For the data below, work out how many lines contain the word "организаций" and supply only that number.

A block of data
************

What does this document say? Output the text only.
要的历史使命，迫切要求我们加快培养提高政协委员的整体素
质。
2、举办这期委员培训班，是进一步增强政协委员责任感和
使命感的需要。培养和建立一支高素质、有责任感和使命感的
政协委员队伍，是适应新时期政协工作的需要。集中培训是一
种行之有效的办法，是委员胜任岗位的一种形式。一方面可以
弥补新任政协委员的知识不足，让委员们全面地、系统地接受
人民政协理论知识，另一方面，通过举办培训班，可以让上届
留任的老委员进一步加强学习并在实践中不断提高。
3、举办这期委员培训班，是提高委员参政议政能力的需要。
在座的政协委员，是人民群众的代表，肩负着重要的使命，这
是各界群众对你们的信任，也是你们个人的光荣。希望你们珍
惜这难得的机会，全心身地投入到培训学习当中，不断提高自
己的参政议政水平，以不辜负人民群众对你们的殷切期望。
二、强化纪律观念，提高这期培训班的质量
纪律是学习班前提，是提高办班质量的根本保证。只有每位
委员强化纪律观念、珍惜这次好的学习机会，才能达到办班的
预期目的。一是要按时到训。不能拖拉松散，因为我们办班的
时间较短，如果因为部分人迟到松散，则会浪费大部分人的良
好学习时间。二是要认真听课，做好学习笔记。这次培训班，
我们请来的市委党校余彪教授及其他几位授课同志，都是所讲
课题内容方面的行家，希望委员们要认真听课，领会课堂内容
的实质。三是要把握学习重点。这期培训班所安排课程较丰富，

************

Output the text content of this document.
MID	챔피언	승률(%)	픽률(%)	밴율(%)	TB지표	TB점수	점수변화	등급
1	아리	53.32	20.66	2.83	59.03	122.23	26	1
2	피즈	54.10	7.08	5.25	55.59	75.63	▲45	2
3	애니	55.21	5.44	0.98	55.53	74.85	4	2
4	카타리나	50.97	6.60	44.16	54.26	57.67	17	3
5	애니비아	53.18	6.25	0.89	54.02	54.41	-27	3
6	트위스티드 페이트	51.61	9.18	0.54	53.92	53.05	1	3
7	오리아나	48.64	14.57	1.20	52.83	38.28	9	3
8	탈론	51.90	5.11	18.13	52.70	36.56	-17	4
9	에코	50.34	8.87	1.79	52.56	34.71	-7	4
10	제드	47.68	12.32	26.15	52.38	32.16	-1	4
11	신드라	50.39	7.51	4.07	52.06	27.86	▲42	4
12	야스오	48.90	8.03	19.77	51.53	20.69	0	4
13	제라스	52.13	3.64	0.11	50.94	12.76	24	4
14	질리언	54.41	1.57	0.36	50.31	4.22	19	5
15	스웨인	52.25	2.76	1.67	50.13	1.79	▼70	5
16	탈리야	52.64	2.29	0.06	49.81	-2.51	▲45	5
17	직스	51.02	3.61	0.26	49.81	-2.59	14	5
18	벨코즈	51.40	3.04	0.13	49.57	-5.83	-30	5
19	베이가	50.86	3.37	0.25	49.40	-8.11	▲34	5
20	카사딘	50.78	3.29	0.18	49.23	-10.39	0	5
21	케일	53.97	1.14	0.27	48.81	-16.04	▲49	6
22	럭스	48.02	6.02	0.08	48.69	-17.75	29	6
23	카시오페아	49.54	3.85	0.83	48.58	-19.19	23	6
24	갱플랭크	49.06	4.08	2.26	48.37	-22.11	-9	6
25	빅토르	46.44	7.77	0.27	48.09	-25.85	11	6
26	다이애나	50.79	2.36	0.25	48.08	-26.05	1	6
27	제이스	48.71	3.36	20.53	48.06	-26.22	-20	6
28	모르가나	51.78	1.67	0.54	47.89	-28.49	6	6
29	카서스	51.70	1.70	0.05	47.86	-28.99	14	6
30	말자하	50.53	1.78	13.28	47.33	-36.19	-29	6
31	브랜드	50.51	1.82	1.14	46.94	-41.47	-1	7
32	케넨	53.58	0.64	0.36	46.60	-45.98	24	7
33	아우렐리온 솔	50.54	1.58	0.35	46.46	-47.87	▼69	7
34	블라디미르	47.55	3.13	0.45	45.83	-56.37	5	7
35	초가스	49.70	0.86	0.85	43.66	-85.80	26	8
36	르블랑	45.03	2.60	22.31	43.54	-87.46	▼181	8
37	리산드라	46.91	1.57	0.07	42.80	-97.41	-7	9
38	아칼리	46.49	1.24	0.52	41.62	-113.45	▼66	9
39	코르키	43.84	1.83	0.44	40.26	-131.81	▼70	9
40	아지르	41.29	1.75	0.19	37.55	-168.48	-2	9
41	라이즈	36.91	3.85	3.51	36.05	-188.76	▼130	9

************

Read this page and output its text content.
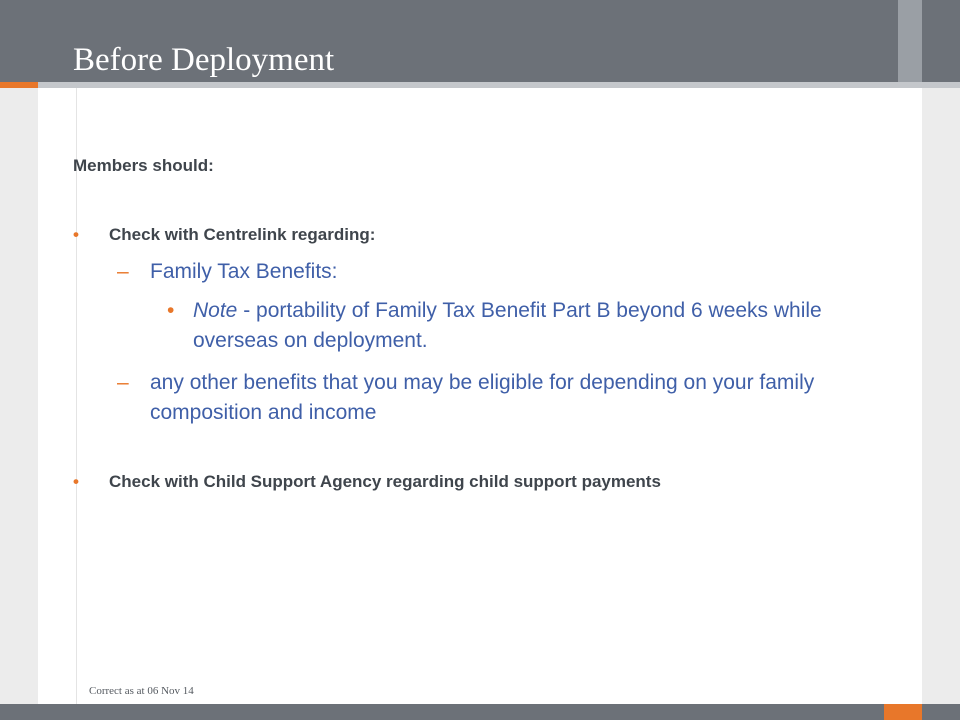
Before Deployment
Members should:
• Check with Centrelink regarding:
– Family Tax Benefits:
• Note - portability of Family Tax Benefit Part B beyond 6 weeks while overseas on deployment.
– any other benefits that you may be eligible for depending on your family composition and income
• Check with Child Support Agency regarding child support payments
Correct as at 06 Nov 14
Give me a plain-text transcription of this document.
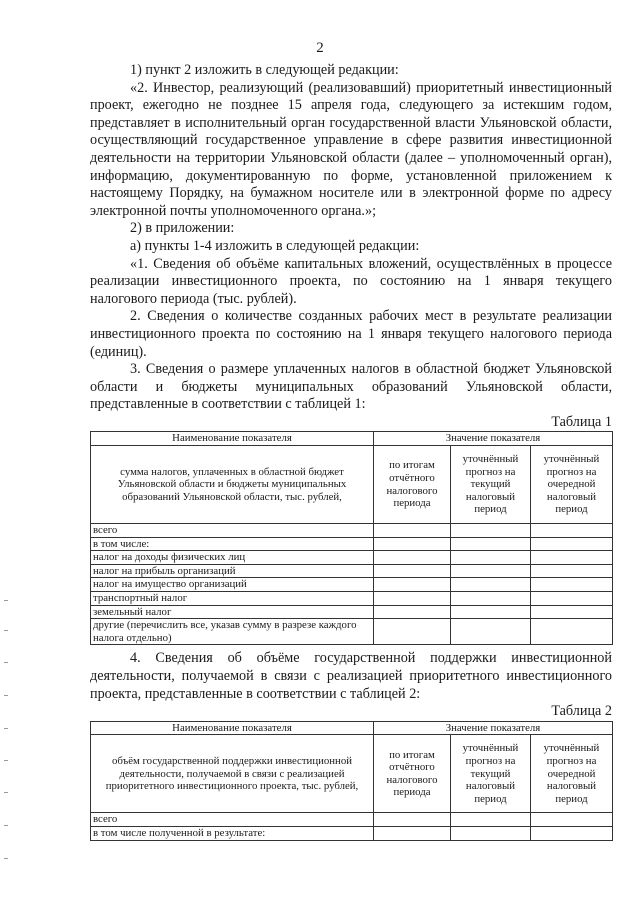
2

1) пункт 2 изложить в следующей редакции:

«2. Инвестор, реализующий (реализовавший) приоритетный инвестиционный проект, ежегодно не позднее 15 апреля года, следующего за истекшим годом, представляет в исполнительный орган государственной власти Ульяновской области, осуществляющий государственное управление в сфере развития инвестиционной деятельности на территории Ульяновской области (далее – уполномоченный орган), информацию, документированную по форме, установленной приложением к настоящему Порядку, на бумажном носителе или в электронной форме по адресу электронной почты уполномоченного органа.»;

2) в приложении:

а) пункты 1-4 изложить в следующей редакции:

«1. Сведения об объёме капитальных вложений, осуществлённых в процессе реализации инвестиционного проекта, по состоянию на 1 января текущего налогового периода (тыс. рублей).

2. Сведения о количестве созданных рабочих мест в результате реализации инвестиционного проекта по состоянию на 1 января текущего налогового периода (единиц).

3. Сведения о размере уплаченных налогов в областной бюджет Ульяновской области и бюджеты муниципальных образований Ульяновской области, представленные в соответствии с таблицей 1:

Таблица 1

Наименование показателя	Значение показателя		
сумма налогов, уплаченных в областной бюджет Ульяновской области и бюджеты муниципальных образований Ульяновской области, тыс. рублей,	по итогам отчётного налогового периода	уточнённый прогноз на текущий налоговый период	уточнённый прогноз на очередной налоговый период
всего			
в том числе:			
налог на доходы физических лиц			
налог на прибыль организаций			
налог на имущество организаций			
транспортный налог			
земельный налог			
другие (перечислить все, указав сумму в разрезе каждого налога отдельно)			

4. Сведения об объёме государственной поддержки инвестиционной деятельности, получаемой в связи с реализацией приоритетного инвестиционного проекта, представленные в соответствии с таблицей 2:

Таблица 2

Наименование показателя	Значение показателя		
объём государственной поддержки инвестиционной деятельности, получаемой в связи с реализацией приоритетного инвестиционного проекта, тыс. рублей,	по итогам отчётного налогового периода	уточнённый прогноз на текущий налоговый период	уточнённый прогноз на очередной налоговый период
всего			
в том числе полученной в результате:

************

* FULL ANSWER *
2